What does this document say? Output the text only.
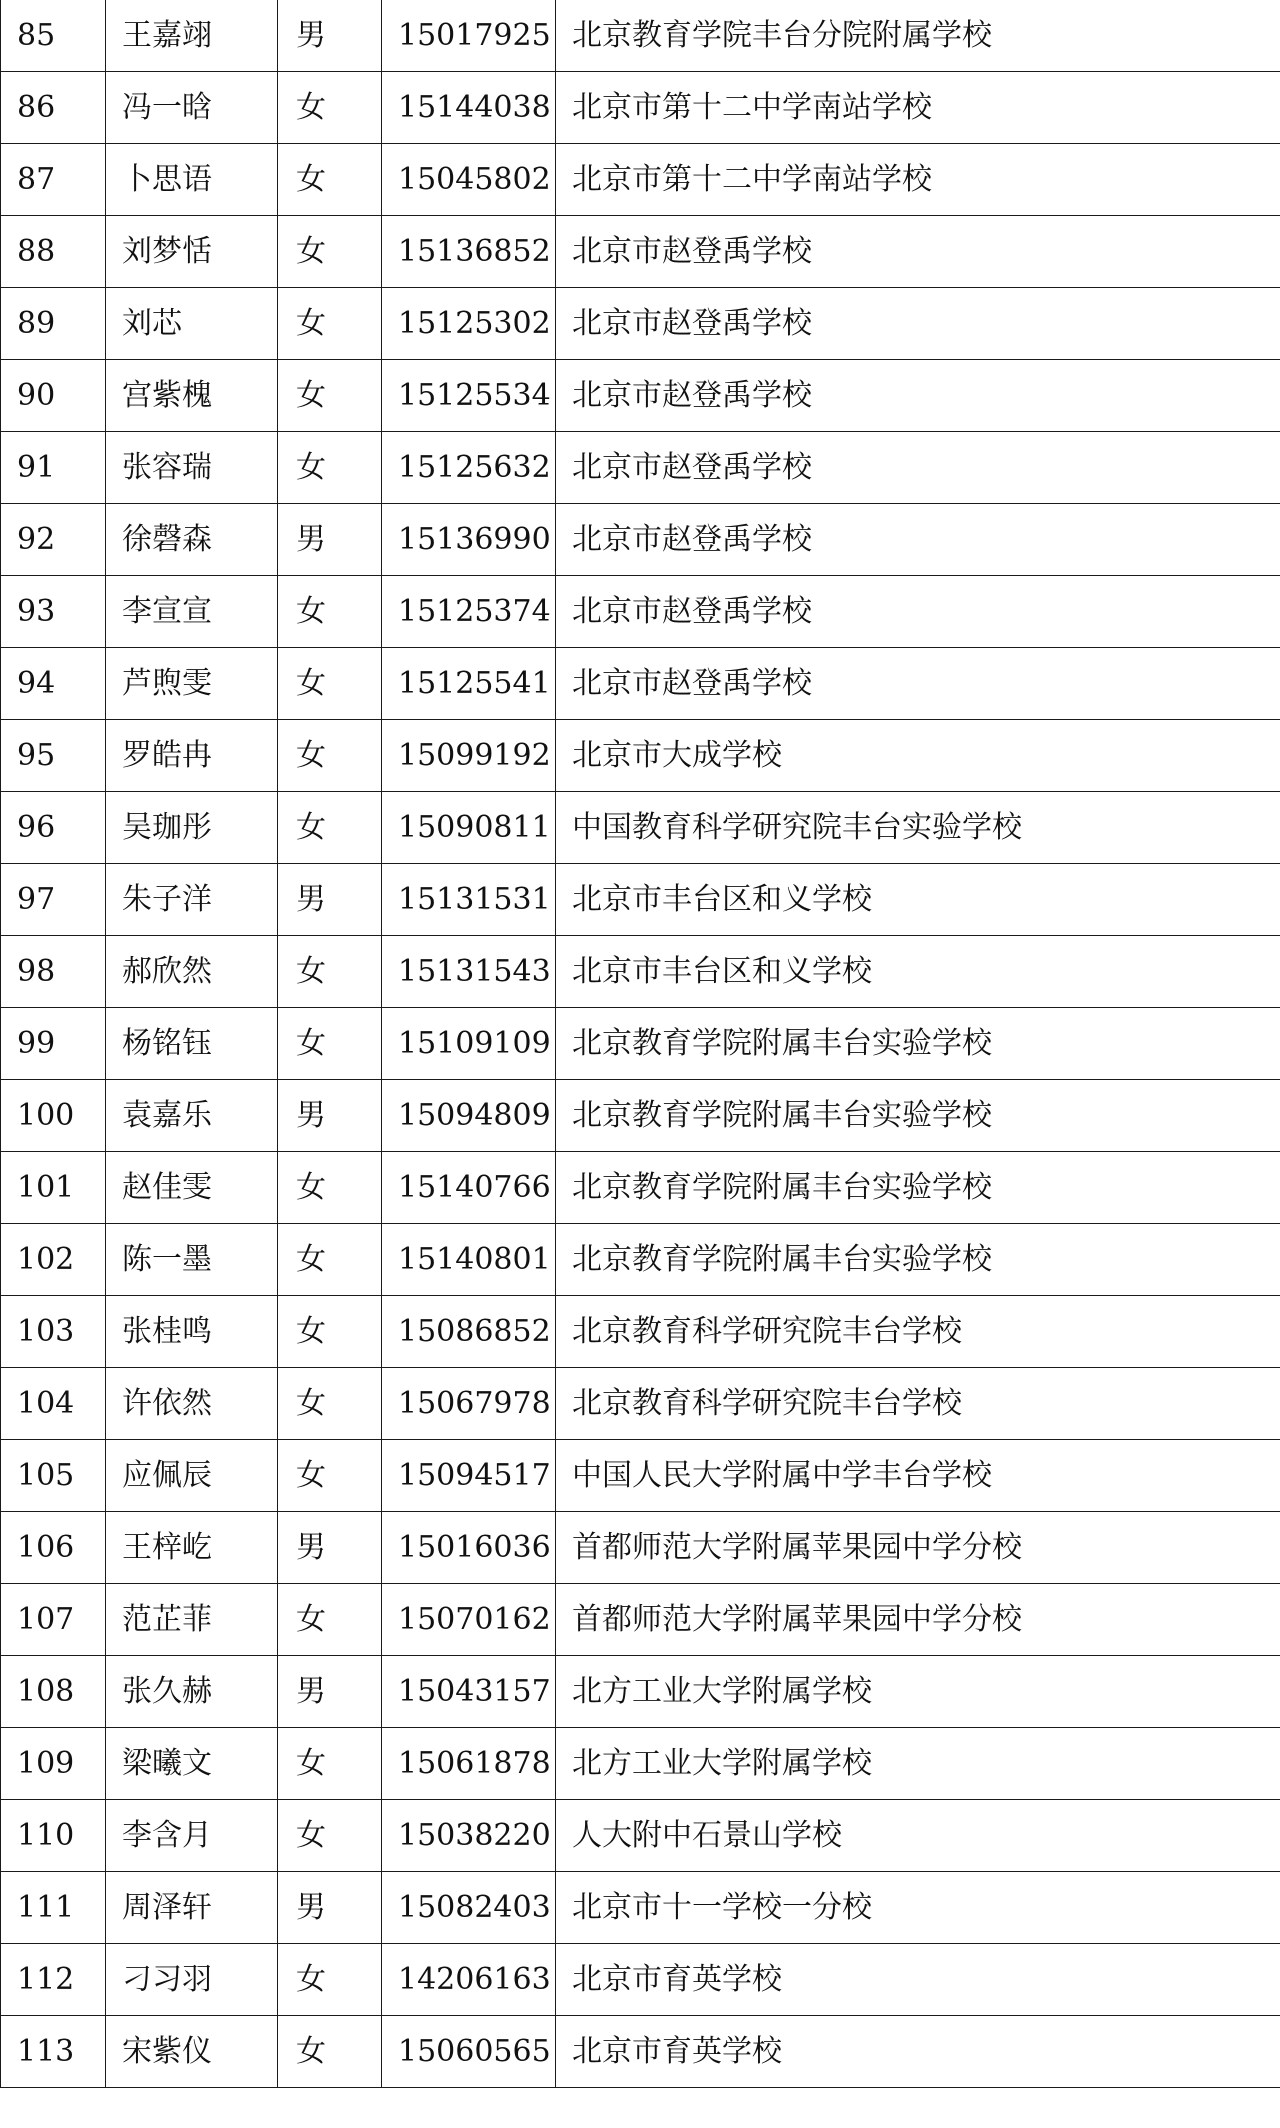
85	王嘉翊	男	15017925	北京教育学院丰台分院附属学校
86	冯一晗	女	15144038	北京市第十二中学南站学校
87	卜思语	女	15045802	北京市第十二中学南站学校
88	刘梦恬	女	15136852	北京市赵登禹学校
89	刘芯	女	15125302	北京市赵登禹学校
90	宫紫槐	女	15125534	北京市赵登禹学校
91	张容瑞	女	15125632	北京市赵登禹学校
92	徐磬森	男	15136990	北京市赵登禹学校
93	李宣宣	女	15125374	北京市赵登禹学校
94	芦煦雯	女	15125541	北京市赵登禹学校
95	罗皓冉	女	15099192	北京市大成学校
96	吴珈彤	女	15090811	中国教育科学研究院丰台实验学校
97	朱子洋	男	15131531	北京市丰台区和义学校
98	郝欣然	女	15131543	北京市丰台区和义学校
99	杨铭钰	女	15109109	北京教育学院附属丰台实验学校
100	袁嘉乐	男	15094809	北京教育学院附属丰台实验学校
101	赵佳雯	女	15140766	北京教育学院附属丰台实验学校
102	陈一墨	女	15140801	北京教育学院附属丰台实验学校
103	张桂鸣	女	15086852	北京教育科学研究院丰台学校
104	许依然	女	15067978	北京教育科学研究院丰台学校
105	应佩辰	女	15094517	中国人民大学附属中学丰台学校
106	王梓屹	男	15016036	首都师范大学附属苹果园中学分校
107	范芷菲	女	15070162	首都师范大学附属苹果园中学分校
108	张久赫	男	15043157	北方工业大学附属学校
109	梁曦文	女	15061878	北方工业大学附属学校
110	李含月	女	15038220	人大附中石景山学校
111	周泽轩	男	15082403	北京市十一学校一分校
112	刁习羽	女	14206163	北京市育英学校
113	宋紫仪	女	15060565	北京市育英学校
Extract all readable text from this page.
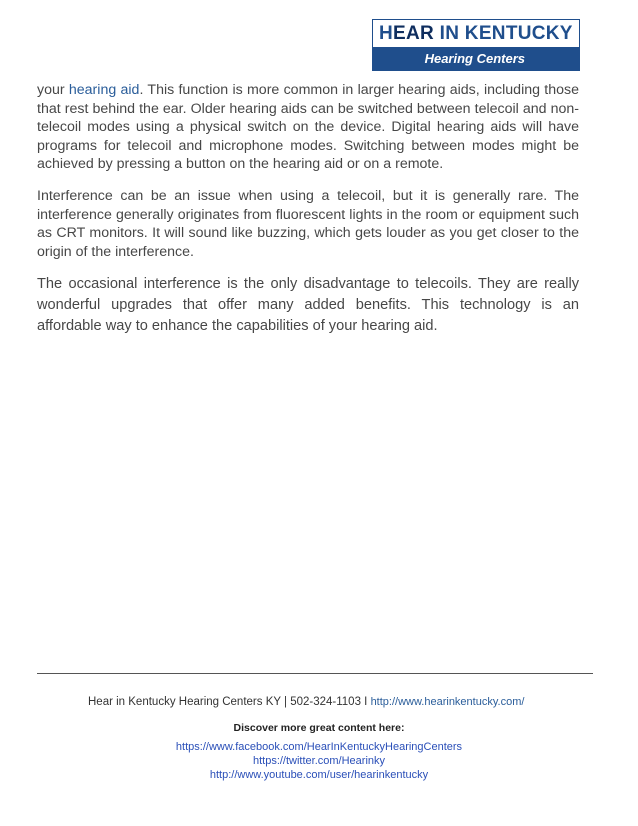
HEAR IN KENTUCKY
Hearing Centers

your hearing aid. This function is more common in larger hearing aids, including those that rest behind the ear. Older hearing aids can be switched between telecoil and non-telecoil modes using a physical switch on the device. Digital hearing aids will have programs for telecoil and microphone modes. Switching between modes might be achieved by pressing a button on the hearing aid or on a remote.

Interference can be an issue when using a telecoil, but it is generally rare. The interference generally originates from fluorescent lights in the room or equipment such as CRT monitors. It will sound like buzzing, which gets louder as you get closer to the origin of the interference.

The occasional interference is the only disadvantage to telecoils. They are really wonderful upgrades that offer many added benefits. This technology is an affordable way to enhance the capabilities of your hearing aid.

Hear in Kentucky Hearing Centers KY | 502-324-1103 I http://www.hearinkentucky.com/
Discover more great content here:
https://www.facebook.com/HearInKentuckyHearingCenters
https://twitter.com/Hearinky
http://www.youtube.com/user/hearinkentucky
◆ ◆ ◆ ◆
• _Do this_
Repeat every record precisely. Any picture among them stays out of the copy.

• _Exercise output_
What does this document say? Output the text only.
85	王嘉翊	男	15017925	北京教育学院丰台分院附属学校
86	冯一晗	女	15144038	北京市第十二中学南站学校
87	卜思语	女	15045802	北京市第十二中学南站学校
88	刘梦恬	女	15136852	北京市赵登禹学校
89	刘芯	女	15125302	北京市赵登禹学校
90	宫紫槐	女	15125534	北京市赵登禹学校
91	张容瑞	女	15125632	北京市赵登禹学校
92	徐磬森	男	15136990	北京市赵登禹学校
93	李宣宣	女	15125374	北京市赵登禹学校
94	芦煦雯	女	15125541	北京市赵登禹学校
95	罗皓冉	女	15099192	北京市大成学校
96	吴珈彤	女	15090811	中国教育科学研究院丰台实验学校
97	朱子洋	男	15131531	北京市丰台区和义学校
98	郝欣然	女	15131543	北京市丰台区和义学校
99	杨铭钰	女	15109109	北京教育学院附属丰台实验学校
100	袁嘉乐	男	15094809	北京教育学院附属丰台实验学校
101	赵佳雯	女	15140766	北京教育学院附属丰台实验学校
102	陈一墨	女	15140801	北京教育学院附属丰台实验学校
103	张桂鸣	女	15086852	北京教育科学研究院丰台学校
104	许依然	女	15067978	北京教育科学研究院丰台学校
105	应佩辰	女	15094517	中国人民大学附属中学丰台学校
106	王梓屹	男	15016036	首都师范大学附属苹果园中学分校
107	范芷菲	女	15070162	首都师范大学附属苹果园中学分校
108	张久赫	男	15043157	北方工业大学附属学校
109	梁曦文	女	15061878	北方工业大学附属学校
110	李含月	女	15038220	人大附中石景山学校
111	周泽轩	男	15082403	北京市十一学校一分校
112	刁习羽	女	14206163	北京市育英学校
113	宋紫仪	女	15060565	北京市育英学校
Extract all readable text from this page.
HEAR IN KENTUCKY
Hearing Centers

your hearing aid. This function is more common in larger hearing aids, including those that rest behind the ear. Older hearing aids can be switched between telecoil and non-telecoil modes using a physical switch on the device. Digital hearing aids will have programs for telecoil and microphone modes. Switching between modes might be achieved by pressing a button on the hearing aid or on a remote.

Interference can be an issue when using a telecoil, but it is generally rare. The interference generally originates from fluorescent lights in the room or equipment such as CRT monitors. It will sound like buzzing, which gets louder as you get closer to the origin of the interference.

The occasional interference is the only disadvantage to telecoils. They are really wonderful upgrades that offer many added benefits. This technology is an affordable way to enhance the capabilities of your hearing aid.

Hear in Kentucky Hearing Centers KY | 502-324-1103 I http://www.hearinkentucky.com/
Discover more great content here:
https://www.facebook.com/HearInKentuckyHearingCenters
https://twitter.com/Hearinky
http://www.youtube.com/user/hearinkentucky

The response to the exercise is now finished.